### AIM OF THE EXERCISE
Reproduce the material word for word, everything from the line containing "info-paragraph: Ensure proper" down to the line containing "tag-id-link[interactable]: 187254932 [797, 498, 862, 514]", both included.

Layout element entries

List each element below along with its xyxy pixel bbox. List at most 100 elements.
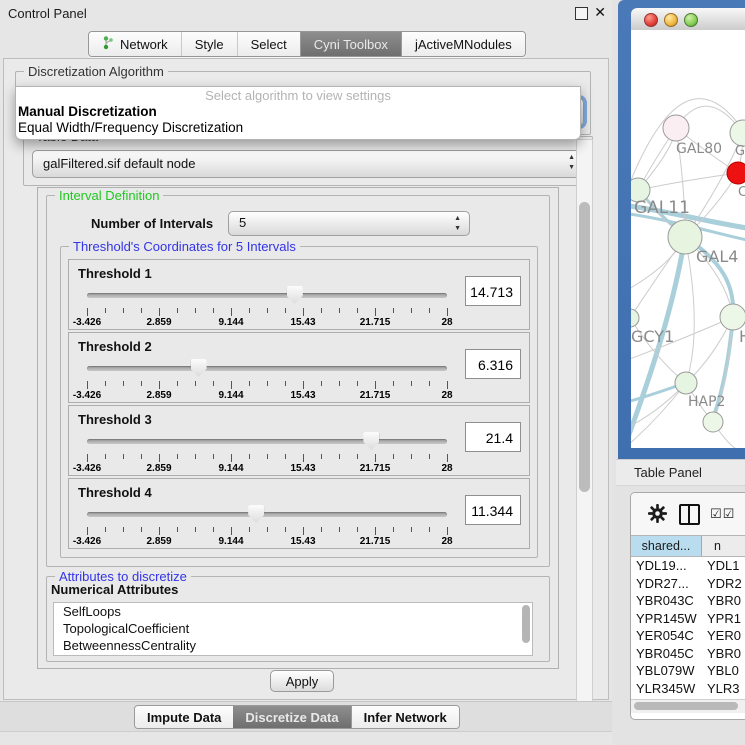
numerical-attributes-label: Numerical Attributes xyxy=(51,582,178,597)
threshold-2-value-field[interactable]: 6.316 xyxy=(465,349,521,379)
node-gcy1[interactable] xyxy=(631,309,639,327)
slider-tick xyxy=(123,308,124,313)
tab-network-label: Network xyxy=(120,37,168,52)
slider-handle[interactable] xyxy=(191,359,207,377)
split-panel-icon[interactable] xyxy=(679,504,700,525)
threshold-3-value-field[interactable]: 21.4 xyxy=(465,422,521,452)
slider-tick xyxy=(303,308,304,316)
tab-discretize-data[interactable]: Discretize Data xyxy=(233,706,350,728)
table-body[interactable]: YDL19...YDL1YDR27...YDR2YBR043CYBR0YPR14… xyxy=(631,557,745,699)
network-edge[interactable] xyxy=(631,99,743,180)
slider-scale-label: 28 xyxy=(441,463,452,474)
table-cell: YBL0 xyxy=(701,662,745,680)
table-row[interactable]: YBR043CYBR0 xyxy=(631,592,745,610)
thresholds-group: Threshold's Coordinates for 5 Intervals … xyxy=(60,246,538,558)
slider-tick xyxy=(303,381,304,389)
table-row[interactable]: YPR145WYPR1 xyxy=(631,610,745,628)
algorithm-settings-panel: Interval Definition Number of Intervals … xyxy=(37,187,559,669)
dropdown-option-equal-width[interactable]: Equal Width/Frequency Discretization xyxy=(16,120,580,136)
slider-tick xyxy=(429,527,430,532)
threshold-2-row: Threshold 2 -3.4262.8599.14415.4321.7152… xyxy=(68,332,530,403)
slider-tick xyxy=(339,308,340,313)
slider-track xyxy=(87,293,447,298)
slider-tick xyxy=(123,381,124,386)
slider-tick xyxy=(321,454,322,459)
node-bottom[interactable] xyxy=(703,412,723,432)
slider-scale-label: 2.859 xyxy=(146,317,171,328)
slider-tick xyxy=(267,308,268,313)
threshold-4-slider[interactable]: -3.4262.8599.14415.4321.71528 xyxy=(81,505,453,545)
slider-handle[interactable] xyxy=(363,432,379,450)
slider-tick xyxy=(249,381,250,386)
threshold-2-slider[interactable]: -3.4262.8599.14415.4321.71528 xyxy=(81,359,453,399)
table-row[interactable]: YER054CYER0 xyxy=(631,627,745,645)
attribute-list-item[interactable]: SelfLoops xyxy=(54,603,532,620)
numerical-attributes-list[interactable]: SelfLoopsTopologicalCoefficientBetweenne… xyxy=(53,602,533,656)
table-data-value: galFiltered.sif default node xyxy=(43,156,195,171)
slider-tick xyxy=(213,527,214,532)
column-header-shared-name[interactable]: shared... xyxy=(631,536,702,556)
combo-arrows-icon: ▲▼ xyxy=(568,153,575,173)
close-icon[interactable]: ✕ xyxy=(594,4,606,21)
slider-tick xyxy=(105,454,106,459)
table-row[interactable]: YLR345WYLR3 xyxy=(631,680,745,698)
slider-scale-label: 9.144 xyxy=(218,317,243,328)
tab-jactivemnodules[interactable]: jActiveMNodules xyxy=(401,32,525,56)
num-intervals-combo[interactable]: 5 ▲▼ xyxy=(228,211,470,236)
attribute-list-item[interactable]: TopologicalCoefficient xyxy=(54,620,532,637)
slider-tick xyxy=(357,308,358,313)
table-cell: YER0 xyxy=(701,627,745,645)
slider-scale-label: 15.43 xyxy=(290,536,315,547)
threshold-3-slider[interactable]: -3.4262.8599.14415.4321.71528 xyxy=(81,432,453,472)
table-data-combo[interactable]: galFiltered.sif default node ▲▼ xyxy=(32,150,584,178)
select-columns-icon[interactable]: ☑☑ xyxy=(710,506,735,522)
apply-button[interactable]: Apply xyxy=(270,670,334,692)
network-edge[interactable] xyxy=(685,237,694,383)
slider-tick xyxy=(159,527,160,535)
table-hscrollbar[interactable] xyxy=(631,699,745,713)
slider-tick xyxy=(231,381,232,389)
gear-icon[interactable] xyxy=(648,504,667,528)
dropdown-option-manual[interactable]: Manual Discretization xyxy=(16,104,580,120)
tab-network[interactable]: Network xyxy=(89,32,181,56)
network-window-titlebar[interactable] xyxy=(631,8,745,31)
threshold-4-value-field[interactable]: 11.344 xyxy=(465,495,521,525)
settings-scrollbar[interactable] xyxy=(576,139,593,725)
node-hap2[interactable] xyxy=(675,372,697,394)
slider-track xyxy=(87,512,447,517)
tab-cyni-toolbox[interactable]: Cyni Toolbox xyxy=(300,32,401,56)
minimize-traffic-light[interactable] xyxy=(664,13,678,27)
node-top-right[interactable] xyxy=(730,120,745,146)
slider-handle[interactable] xyxy=(248,505,264,523)
node-selected-red[interactable] xyxy=(727,162,745,184)
control-panel-window: Control Panel ✕ Network Style Select Cyn… xyxy=(0,0,612,745)
slider-tick xyxy=(393,454,394,459)
list-scrollbar-thumb[interactable] xyxy=(522,605,530,643)
table-row[interactable]: YDL19...YDL1 xyxy=(631,557,745,575)
slider-scale-label: 21.715 xyxy=(360,536,391,547)
float-window-icon[interactable] xyxy=(575,7,588,20)
threshold-rows: Threshold 1 -3.4262.8599.14415.4321.7152… xyxy=(68,259,530,551)
attribute-list-item[interactable]: BetweennessCentrality xyxy=(54,637,532,654)
column-header-name[interactable]: n xyxy=(702,536,745,556)
close-traffic-light[interactable] xyxy=(644,13,658,27)
tab-style[interactable]: Style xyxy=(181,32,237,56)
table-cell: YER054C xyxy=(631,627,701,645)
slider-handle[interactable] xyxy=(287,286,303,304)
scrollbar-thumb[interactable] xyxy=(579,202,590,492)
tab-select[interactable]: Select xyxy=(237,32,300,56)
threshold-1-slider[interactable]: -3.4262.8599.14415.4321.71528 xyxy=(81,286,453,326)
threshold-1-value-field[interactable]: 14.713 xyxy=(465,276,521,306)
hscrollbar-thumb[interactable] xyxy=(634,702,738,710)
table-row[interactable]: YBL079WYBL0 xyxy=(631,662,745,680)
node-gal80[interactable] xyxy=(663,115,689,141)
table-row[interactable]: YBR045CYBR0 xyxy=(631,645,745,663)
zoom-traffic-light[interactable] xyxy=(684,13,698,27)
tab-infer-network[interactable]: Infer Network xyxy=(351,706,459,728)
slider-scale-label: 2.859 xyxy=(146,390,171,401)
network-canvas[interactable]: GAL80GACGAL11GAL4GCY1HHAP2 xyxy=(631,30,745,448)
tab-impute-data[interactable]: Impute Data xyxy=(135,706,233,728)
node-label: GAL4 xyxy=(696,247,738,266)
table-row[interactable]: YDR27...YDR2 xyxy=(631,575,745,593)
table-cell: YLR3 xyxy=(701,680,745,698)
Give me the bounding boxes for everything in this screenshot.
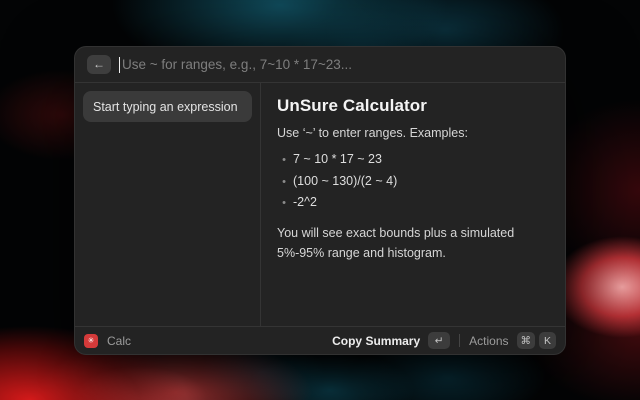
search-bar: ← [75, 47, 565, 83]
detail-panel: UnSure Calculator Use ‘~’ to enter range… [260, 83, 565, 326]
copy-summary-button[interactable]: Copy Summary [332, 334, 420, 348]
cmd-key-badge[interactable]: ⌘ [517, 332, 536, 349]
example-expression: -2^2 [293, 192, 317, 213]
page-title: UnSure Calculator [277, 96, 549, 116]
content-area: Start typing an expression UnSure Calcul… [75, 83, 565, 326]
text-caret [119, 57, 120, 73]
return-key-badge[interactable]: ↵ [428, 332, 450, 349]
asterisk-icon: ✳ [88, 334, 95, 348]
results-list: Start typing an expression [75, 83, 260, 326]
back-button[interactable]: ← [87, 55, 111, 74]
bullet-icon: • [277, 172, 291, 193]
example-expression: 7 ~ 10 * 17 ~ 23 [293, 149, 382, 170]
app-name: Calc [107, 334, 131, 348]
bullet-icon: • [277, 193, 291, 214]
example-item: • 7 ~ 10 * 17 ~ 23 [277, 149, 549, 171]
detail-intro: Use ‘~’ to enter ranges. Examples: [277, 126, 549, 140]
footer-divider [459, 334, 460, 347]
footer-actions: Copy Summary ↵ Actions ⌘ K [332, 332, 556, 349]
list-item-start-typing[interactable]: Start typing an expression [83, 91, 252, 122]
search-input[interactable] [122, 57, 553, 72]
launcher-window: ← Start typing an expression UnSure Calc… [74, 46, 566, 355]
back-arrow-icon: ← [93, 55, 105, 74]
detail-note: You will see exact bounds plus a simulat… [277, 223, 549, 263]
example-item: • (100 ~ 130)/(2 ~ 4) [277, 171, 549, 193]
calc-app-icon: ✳ [84, 334, 98, 348]
example-expression: (100 ~ 130)/(2 ~ 4) [293, 171, 397, 192]
examples-list: • 7 ~ 10 * 17 ~ 23 • (100 ~ 130)/(2 ~ 4)… [277, 149, 549, 214]
bullet-icon: • [277, 150, 291, 171]
example-item: • -2^2 [277, 192, 549, 214]
list-item-label: Start typing an expression [93, 100, 238, 114]
status-bar: ✳ Calc Copy Summary ↵ Actions ⌘ K [75, 326, 565, 354]
actions-menu-button[interactable]: Actions [469, 334, 508, 348]
k-key-badge[interactable]: K [539, 332, 556, 349]
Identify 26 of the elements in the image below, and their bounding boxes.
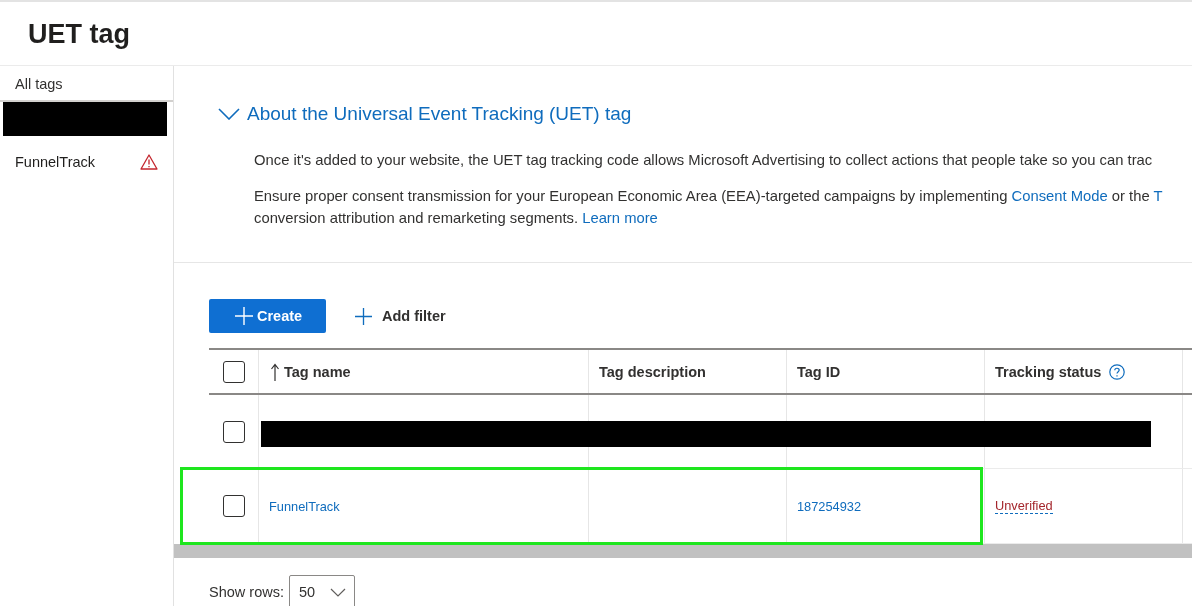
info-paragraph: Ensure proper consent transmission for your European Economic Area (EEA)-targeted campaigns by implementing Consent Mode or the T conversion attribution and remarketing segments. Learn more [254, 187, 1163, 228]
tag-id-link[interactable]: 187254932 [797, 498, 862, 514]
page-title: UET tag [28, 17, 130, 50]
column-header[interactable]: Tracking status [995, 363, 1102, 380]
plus-icon [355, 307, 372, 325]
checkbox[interactable] [222, 420, 245, 443]
checkbox[interactable] [222, 360, 245, 383]
rows-dropdown[interactable]: 50 [288, 575, 355, 606]
tracking-status[interactable]: Unverified [995, 498, 1053, 514]
column-header[interactable]: Tag ID [797, 363, 841, 380]
text-link[interactable]: Consent Mode [1011, 188, 1108, 204]
rows-label: Show rows: [209, 584, 284, 600]
text-link[interactable]: T [1153, 188, 1163, 204]
sidebar-item[interactable]: FunnelTrack [15, 154, 96, 170]
column-header[interactable]: Tag description [599, 363, 706, 380]
tag-name-link[interactable]: FunnelTrack [269, 498, 340, 514]
plus-icon [235, 307, 253, 325]
text-link[interactable]: Learn more [582, 210, 658, 226]
checkbox[interactable] [222, 495, 245, 517]
section-toggle[interactable]: About the Universal Event Tracking (UET) tag [218, 101, 632, 127]
add-filter-button[interactable]: Add filter [355, 307, 446, 325]
chevron-down-icon [329, 587, 346, 597]
help-icon[interactable] [1109, 363, 1126, 380]
column-header[interactable]: Tag name [284, 363, 351, 380]
info-paragraph: Once it's added to your website, the UET tag tracking code allows Microsoft Advertising to collect actions that people take so you can trac [254, 151, 1153, 170]
create-button[interactable]: Create [209, 299, 326, 333]
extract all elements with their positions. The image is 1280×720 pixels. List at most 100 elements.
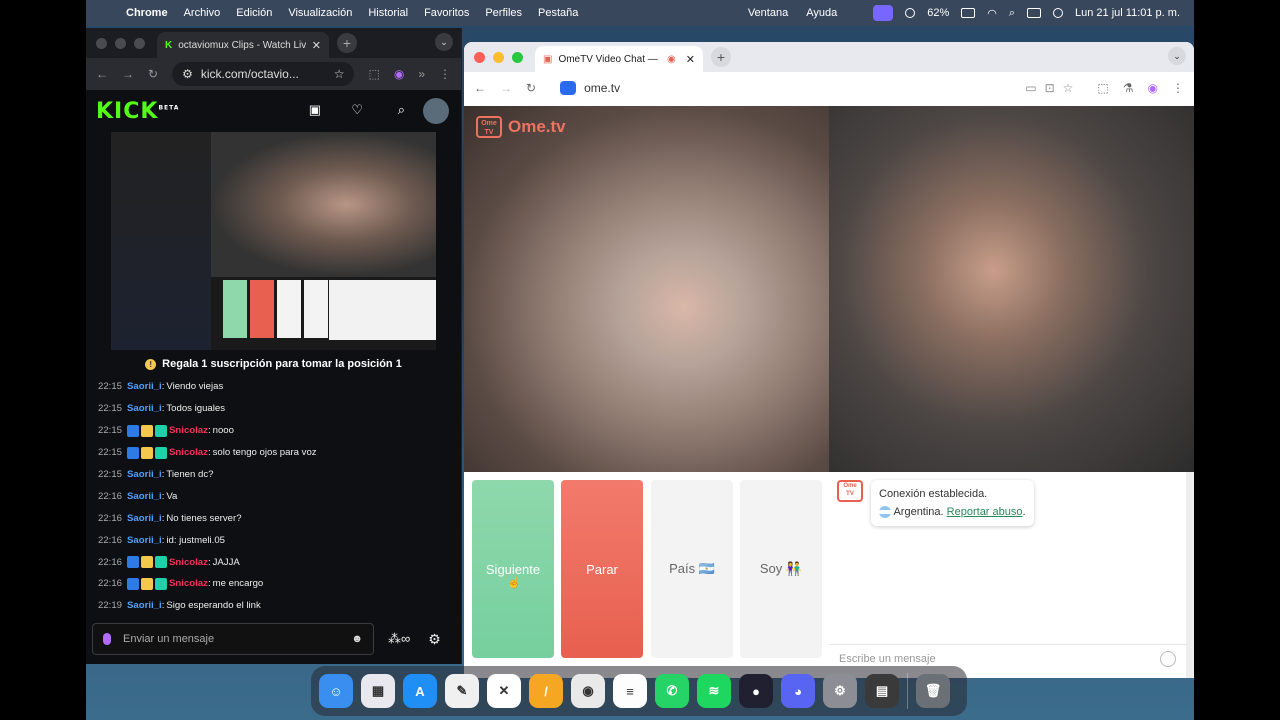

### FULL OUTPUT
info-paragraph: Ensure proper consent transmission for your European Economic Area (EEA)-targeted campaigns by implementing Consent Mode or the T conversion attribution and remarketing segments. Learn more [254, 187, 1163, 228]
tag-id-link[interactable]: 187254932 [797, 498, 862, 514]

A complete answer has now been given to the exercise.